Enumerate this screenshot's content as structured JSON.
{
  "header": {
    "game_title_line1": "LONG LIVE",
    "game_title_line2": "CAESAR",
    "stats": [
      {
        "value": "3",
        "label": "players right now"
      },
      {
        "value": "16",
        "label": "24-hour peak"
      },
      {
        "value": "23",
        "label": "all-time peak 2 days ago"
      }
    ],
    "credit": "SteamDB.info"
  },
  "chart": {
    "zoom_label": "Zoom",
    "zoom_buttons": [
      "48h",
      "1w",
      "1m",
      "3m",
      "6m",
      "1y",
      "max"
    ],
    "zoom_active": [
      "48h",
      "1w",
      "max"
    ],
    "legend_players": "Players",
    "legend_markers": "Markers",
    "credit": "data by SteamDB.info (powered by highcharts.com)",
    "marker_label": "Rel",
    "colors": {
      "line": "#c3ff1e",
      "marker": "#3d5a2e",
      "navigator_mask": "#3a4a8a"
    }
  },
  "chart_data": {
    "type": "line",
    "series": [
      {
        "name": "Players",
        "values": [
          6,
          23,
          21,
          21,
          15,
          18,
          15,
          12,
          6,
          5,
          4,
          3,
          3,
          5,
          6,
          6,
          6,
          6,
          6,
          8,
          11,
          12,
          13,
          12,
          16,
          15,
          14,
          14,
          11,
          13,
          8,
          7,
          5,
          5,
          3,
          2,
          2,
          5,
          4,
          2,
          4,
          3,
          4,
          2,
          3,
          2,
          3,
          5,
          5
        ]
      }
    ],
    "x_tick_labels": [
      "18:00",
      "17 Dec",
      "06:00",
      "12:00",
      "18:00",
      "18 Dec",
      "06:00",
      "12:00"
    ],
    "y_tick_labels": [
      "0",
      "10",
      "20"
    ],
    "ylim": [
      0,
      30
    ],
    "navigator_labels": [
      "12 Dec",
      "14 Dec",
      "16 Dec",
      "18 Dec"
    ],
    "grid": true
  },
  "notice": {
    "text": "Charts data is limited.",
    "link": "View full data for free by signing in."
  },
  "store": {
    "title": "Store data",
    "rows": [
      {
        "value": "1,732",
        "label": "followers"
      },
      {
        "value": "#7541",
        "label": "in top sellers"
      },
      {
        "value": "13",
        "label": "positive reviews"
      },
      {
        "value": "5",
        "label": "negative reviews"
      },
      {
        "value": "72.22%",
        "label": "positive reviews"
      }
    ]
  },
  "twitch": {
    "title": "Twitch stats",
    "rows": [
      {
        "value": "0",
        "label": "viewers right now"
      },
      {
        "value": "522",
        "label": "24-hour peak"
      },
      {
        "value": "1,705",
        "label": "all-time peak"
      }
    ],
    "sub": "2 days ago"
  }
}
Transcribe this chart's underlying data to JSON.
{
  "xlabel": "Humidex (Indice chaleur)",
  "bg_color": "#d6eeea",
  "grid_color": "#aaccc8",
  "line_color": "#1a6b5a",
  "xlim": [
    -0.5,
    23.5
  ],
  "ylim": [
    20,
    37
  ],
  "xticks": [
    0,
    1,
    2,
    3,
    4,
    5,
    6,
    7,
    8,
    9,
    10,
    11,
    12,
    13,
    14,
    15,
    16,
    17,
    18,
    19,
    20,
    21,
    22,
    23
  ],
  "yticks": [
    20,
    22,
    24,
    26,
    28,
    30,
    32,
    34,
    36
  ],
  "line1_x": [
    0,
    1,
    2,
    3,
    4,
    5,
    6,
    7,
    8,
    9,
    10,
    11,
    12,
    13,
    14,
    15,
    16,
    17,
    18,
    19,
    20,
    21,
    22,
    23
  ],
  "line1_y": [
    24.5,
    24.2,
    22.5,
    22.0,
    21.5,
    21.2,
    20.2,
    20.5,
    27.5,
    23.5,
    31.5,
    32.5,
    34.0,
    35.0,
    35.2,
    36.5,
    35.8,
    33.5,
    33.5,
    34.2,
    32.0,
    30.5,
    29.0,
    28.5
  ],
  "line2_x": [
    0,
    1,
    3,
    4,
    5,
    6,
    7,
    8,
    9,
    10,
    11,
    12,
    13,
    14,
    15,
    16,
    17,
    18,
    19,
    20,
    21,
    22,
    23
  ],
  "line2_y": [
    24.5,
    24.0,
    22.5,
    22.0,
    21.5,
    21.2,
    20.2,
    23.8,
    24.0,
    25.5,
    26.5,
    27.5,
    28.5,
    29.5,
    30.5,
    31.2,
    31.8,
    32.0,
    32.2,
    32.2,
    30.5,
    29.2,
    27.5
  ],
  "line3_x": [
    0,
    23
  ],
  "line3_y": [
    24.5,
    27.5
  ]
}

*INSTRUCTIONS TO FOLLOW*
Using the data above, output each line exactly.

*ANSWER IN FULL*
Enumerate this screenshot's content as structured JSON.
{
  "header": {
    "game_title_line1": "LONG LIVE",
    "game_title_line2": "CAESAR",
    "stats": [
      {
        "value": "3",
        "label": "players right now"
      },
      {
        "value": "16",
        "label": "24-hour peak"
      },
      {
        "value": "23",
        "label": "all-time peak 2 days ago"
      }
    ],
    "credit": "SteamDB.info"
  },
  "chart": {
    "zoom_label": "Zoom",
    "zoom_buttons": [
      "48h",
      "1w",
      "1m",
      "3m",
      "6m",
      "1y",
      "max"
    ],
    "zoom_active": [
      "48h",
      "1w",
      "max"
    ],
    "legend_players": "Players",
    "legend_markers": "Markers",
    "credit": "data by SteamDB.info (powered by highcharts.com)",
    "marker_label": "Rel",
    "colors": {
      "line": "#c3ff1e",
      "marker": "#3d5a2e",
      "navigator_mask": "#3a4a8a"
    }
  },
  "chart_data": {
    "type": "line",
    "series": [
      {
        "name": "Players",
        "values": [
          6,
          23,
          21,
          21,
          15,
          18,
          15,
          12,
          6,
          5,
          4,
          3,
          3,
          5,
          6,
          6,
          6,
          6,
          6,
          8,
          11,
          12,
          13,
          12,
          16,
          15,
          14,
          14,
          11,
          13,
          8,
          7,
          5,
          5,
          3,
          2,
          2,
          5,
          4,
          2,
          4,
          3,
          4,
          2,
          3,
          2,
          3,
          5,
          5
        ]
      }
    ],
    "x_tick_labels": [
      "18:00",
      "17 Dec",
      "06:00",
      "12:00",
      "18:00",
      "18 Dec",
      "06:00",
      "12:00"
    ],
    "y_tick_labels": [
      "0",
      "10",
      "20"
    ],
    "ylim": [
      0,
      30
    ],
    "navigator_labels": [
      "12 Dec",
      "14 Dec",
      "16 Dec",
      "18 Dec"
    ],
    "grid": true
  },
  "notice": {
    "text": "Charts data is limited.",
    "link": "View full data for free by signing in."
  },
  "store": {
    "title": "Store data",
    "rows": [
      {
        "value": "1,732",
        "label": "followers"
      },
      {
        "value": "#7541",
        "label": "in top sellers"
      },
      {
        "value": "13",
        "label": "positive reviews"
      },
      {
        "value": "5",
        "label": "negative reviews"
      },
      {
        "value": "72.22%",
        "label": "positive reviews"
      }
    ]
  },
  "twitch": {
    "title": "Twitch stats",
    "rows": [
      {
        "value": "0",
        "label": "viewers right now"
      },
      {
        "value": "522",
        "label": "24-hour peak"
      },
      {
        "value": "1,705",
        "label": "all-time peak"
      }
    ],
    "sub": "2 days ago"
  }
}
Transcribe this chart's underlying data to JSON.
{
  "xlabel": "Humidex (Indice chaleur)",
  "bg_color": "#d6eeea",
  "grid_color": "#aaccc8",
  "line_color": "#1a6b5a",
  "xlim": [
    -0.5,
    23.5
  ],
  "ylim": [
    20,
    37
  ],
  "xticks": [
    0,
    1,
    2,
    3,
    4,
    5,
    6,
    7,
    8,
    9,
    10,
    11,
    12,
    13,
    14,
    15,
    16,
    17,
    18,
    19,
    20,
    21,
    22,
    23
  ],
  "yticks": [
    20,
    22,
    24,
    26,
    28,
    30,
    32,
    34,
    36
  ],
  "line1_x": [
    0,
    1,
    2,
    3,
    4,
    5,
    6,
    7,
    8,
    9,
    10,
    11,
    12,
    13,
    14,
    15,
    16,
    17,
    18,
    19,
    20,
    21,
    22,
    23
  ],
  "line1_y": [
    24.5,
    24.2,
    22.5,
    22.0,
    21.5,
    21.2,
    20.2,
    20.5,
    27.5,
    23.5,
    31.5,
    32.5,
    34.0,
    35.0,
    35.2,
    36.5,
    35.8,
    33.5,
    33.5,
    34.2,
    32.0,
    30.5,
    29.0,
    28.5
  ],
  "line2_x": [
    0,
    1,
    3,
    4,
    5,
    6,
    7,
    8,
    9,
    10,
    11,
    12,
    13,
    14,
    15,
    16,
    17,
    18,
    19,
    20,
    21,
    22,
    23
  ],
  "line2_y": [
    24.5,
    24.0,
    22.5,
    22.0,
    21.5,
    21.2,
    20.2,
    23.8,
    24.0,
    25.5,
    26.5,
    27.5,
    28.5,
    29.5,
    30.5,
    31.2,
    31.8,
    32.0,
    32.2,
    32.2,
    30.5,
    29.2,
    27.5
  ],
  "line3_x": [
    0,
    23
  ],
  "line3_y": [
    24.5,
    27.5
  ]
}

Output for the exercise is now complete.